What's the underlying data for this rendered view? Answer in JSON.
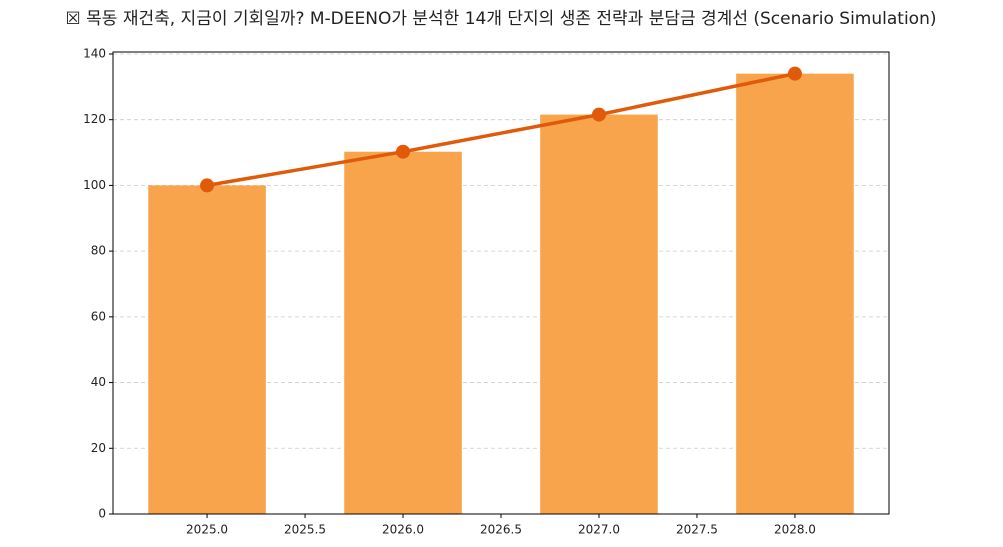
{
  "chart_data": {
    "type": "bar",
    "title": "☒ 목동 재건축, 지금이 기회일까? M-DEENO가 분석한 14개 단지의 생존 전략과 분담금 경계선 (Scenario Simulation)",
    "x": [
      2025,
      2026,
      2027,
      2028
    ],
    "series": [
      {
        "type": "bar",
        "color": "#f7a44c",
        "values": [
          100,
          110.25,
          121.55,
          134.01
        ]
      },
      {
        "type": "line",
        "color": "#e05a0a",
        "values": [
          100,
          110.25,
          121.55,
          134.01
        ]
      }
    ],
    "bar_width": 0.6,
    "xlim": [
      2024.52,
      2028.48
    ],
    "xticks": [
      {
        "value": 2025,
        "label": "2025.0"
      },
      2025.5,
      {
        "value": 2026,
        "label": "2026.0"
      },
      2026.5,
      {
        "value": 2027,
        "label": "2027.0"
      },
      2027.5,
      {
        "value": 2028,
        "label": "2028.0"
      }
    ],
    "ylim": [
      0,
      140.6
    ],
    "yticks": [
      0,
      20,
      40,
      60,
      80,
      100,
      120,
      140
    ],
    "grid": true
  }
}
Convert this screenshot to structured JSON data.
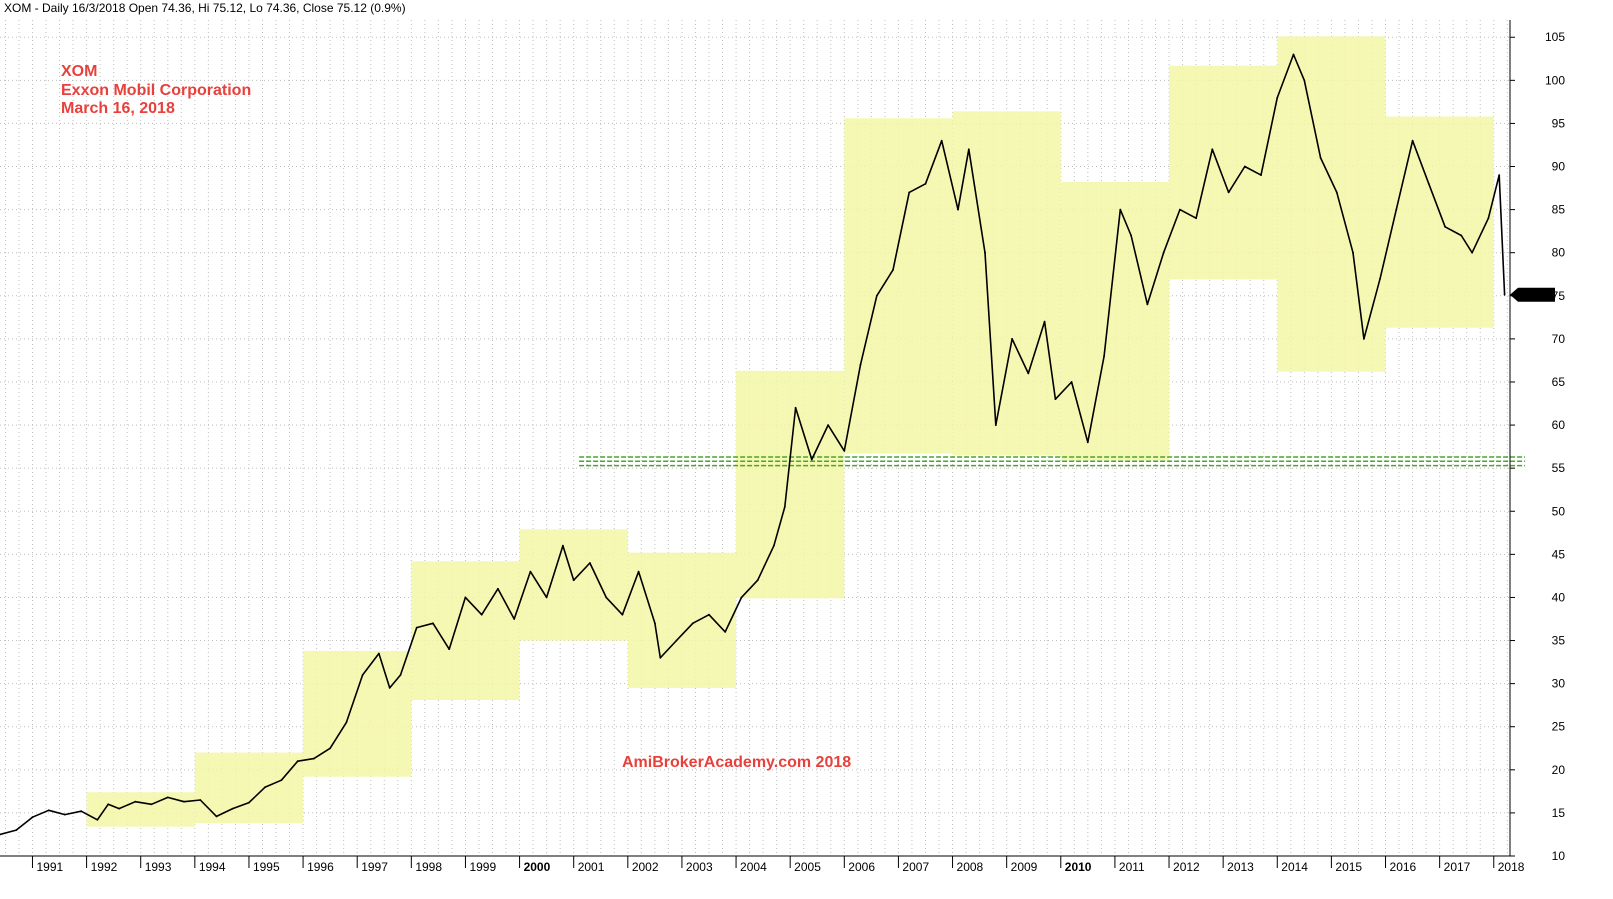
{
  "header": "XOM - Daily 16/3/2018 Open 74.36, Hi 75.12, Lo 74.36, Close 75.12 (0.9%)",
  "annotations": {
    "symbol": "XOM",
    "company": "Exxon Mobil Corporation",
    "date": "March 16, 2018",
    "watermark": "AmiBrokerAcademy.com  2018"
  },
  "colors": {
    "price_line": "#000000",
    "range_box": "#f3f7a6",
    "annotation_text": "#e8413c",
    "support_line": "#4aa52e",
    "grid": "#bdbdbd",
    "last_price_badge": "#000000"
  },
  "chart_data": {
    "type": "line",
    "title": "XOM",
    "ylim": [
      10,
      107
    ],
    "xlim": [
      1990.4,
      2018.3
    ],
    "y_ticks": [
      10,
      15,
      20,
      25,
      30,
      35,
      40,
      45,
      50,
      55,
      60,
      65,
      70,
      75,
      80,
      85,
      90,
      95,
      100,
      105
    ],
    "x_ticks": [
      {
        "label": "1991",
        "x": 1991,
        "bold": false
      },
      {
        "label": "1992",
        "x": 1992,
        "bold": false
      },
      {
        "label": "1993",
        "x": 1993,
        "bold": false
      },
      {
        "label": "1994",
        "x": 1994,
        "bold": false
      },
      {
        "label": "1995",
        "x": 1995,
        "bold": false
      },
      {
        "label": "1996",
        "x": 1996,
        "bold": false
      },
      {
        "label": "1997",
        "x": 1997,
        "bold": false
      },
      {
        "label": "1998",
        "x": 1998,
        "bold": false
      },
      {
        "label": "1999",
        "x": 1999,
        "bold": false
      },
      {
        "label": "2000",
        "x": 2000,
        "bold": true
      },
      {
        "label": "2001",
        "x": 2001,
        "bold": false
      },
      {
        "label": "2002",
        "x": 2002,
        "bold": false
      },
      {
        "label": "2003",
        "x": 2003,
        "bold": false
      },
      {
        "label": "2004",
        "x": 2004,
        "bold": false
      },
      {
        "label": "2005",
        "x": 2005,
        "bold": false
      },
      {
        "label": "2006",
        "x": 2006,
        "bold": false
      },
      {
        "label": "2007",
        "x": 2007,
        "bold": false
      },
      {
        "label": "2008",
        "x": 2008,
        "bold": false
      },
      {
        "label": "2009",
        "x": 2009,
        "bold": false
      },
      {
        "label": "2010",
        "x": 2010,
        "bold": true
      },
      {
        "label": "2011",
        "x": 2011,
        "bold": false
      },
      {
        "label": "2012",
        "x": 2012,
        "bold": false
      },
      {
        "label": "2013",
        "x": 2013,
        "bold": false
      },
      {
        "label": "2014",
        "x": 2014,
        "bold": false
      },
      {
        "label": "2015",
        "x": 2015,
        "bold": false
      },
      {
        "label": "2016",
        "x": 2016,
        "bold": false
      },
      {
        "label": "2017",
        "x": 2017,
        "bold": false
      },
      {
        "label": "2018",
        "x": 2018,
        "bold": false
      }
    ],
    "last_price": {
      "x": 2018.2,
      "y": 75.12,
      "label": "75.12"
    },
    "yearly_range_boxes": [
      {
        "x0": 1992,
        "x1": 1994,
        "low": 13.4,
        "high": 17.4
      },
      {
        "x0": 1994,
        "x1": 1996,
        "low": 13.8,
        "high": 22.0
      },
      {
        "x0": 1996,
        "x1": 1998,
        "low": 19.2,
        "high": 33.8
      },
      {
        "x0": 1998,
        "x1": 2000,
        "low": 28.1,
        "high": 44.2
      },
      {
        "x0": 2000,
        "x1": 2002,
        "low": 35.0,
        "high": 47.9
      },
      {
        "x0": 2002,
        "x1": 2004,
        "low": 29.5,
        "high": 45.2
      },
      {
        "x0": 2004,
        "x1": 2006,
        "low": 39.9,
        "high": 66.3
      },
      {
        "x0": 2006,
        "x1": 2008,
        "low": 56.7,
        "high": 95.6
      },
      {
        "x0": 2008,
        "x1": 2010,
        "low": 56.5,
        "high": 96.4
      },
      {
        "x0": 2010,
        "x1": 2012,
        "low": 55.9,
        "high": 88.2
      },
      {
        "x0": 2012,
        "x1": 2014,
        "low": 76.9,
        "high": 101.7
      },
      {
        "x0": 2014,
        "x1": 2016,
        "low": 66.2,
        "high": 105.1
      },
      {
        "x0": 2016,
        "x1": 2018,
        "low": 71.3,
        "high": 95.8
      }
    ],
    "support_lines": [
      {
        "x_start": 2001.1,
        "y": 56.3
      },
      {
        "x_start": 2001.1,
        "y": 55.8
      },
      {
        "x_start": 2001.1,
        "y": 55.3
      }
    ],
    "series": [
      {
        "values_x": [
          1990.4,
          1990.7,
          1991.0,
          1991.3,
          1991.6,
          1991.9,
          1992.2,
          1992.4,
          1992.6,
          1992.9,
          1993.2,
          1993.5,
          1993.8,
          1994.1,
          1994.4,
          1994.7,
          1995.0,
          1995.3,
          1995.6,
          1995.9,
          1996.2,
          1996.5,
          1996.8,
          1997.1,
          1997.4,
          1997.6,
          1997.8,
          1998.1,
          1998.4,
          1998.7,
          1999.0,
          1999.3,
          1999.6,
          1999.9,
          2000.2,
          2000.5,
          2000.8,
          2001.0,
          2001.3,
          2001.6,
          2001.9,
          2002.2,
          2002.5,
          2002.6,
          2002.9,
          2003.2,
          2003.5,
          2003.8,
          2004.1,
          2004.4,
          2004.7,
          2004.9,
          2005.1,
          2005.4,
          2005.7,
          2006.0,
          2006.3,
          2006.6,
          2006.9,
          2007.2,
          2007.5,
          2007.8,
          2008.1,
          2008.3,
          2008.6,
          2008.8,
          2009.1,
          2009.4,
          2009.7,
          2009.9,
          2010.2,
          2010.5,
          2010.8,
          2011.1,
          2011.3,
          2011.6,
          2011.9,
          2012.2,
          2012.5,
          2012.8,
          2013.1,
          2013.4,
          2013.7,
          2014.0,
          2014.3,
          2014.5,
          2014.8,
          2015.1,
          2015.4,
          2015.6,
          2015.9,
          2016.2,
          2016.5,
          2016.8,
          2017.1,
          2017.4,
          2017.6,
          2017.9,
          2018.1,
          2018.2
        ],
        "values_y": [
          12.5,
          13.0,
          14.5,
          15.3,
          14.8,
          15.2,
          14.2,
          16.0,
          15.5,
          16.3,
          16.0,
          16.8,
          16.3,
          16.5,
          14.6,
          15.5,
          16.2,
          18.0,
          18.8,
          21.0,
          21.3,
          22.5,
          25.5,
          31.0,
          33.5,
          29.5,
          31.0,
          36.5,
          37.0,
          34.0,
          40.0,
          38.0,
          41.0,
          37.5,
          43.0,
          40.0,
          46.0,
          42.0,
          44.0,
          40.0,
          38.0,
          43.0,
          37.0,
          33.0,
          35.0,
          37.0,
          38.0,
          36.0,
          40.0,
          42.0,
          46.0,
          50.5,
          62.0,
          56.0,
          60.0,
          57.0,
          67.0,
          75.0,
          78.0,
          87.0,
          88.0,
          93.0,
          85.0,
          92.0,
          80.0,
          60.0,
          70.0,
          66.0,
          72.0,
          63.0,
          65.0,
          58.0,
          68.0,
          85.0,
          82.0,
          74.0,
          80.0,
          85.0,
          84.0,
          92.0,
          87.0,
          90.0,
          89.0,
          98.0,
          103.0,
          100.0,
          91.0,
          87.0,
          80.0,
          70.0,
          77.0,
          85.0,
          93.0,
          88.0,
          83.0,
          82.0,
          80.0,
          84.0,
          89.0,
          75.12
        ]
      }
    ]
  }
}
* * * * * * *
Using the records above, pull out each line where the word "JSON" occurs.

What's the underlying data for this rendered view? Answer in JSON.
Convert this screenshot to structured JSON data.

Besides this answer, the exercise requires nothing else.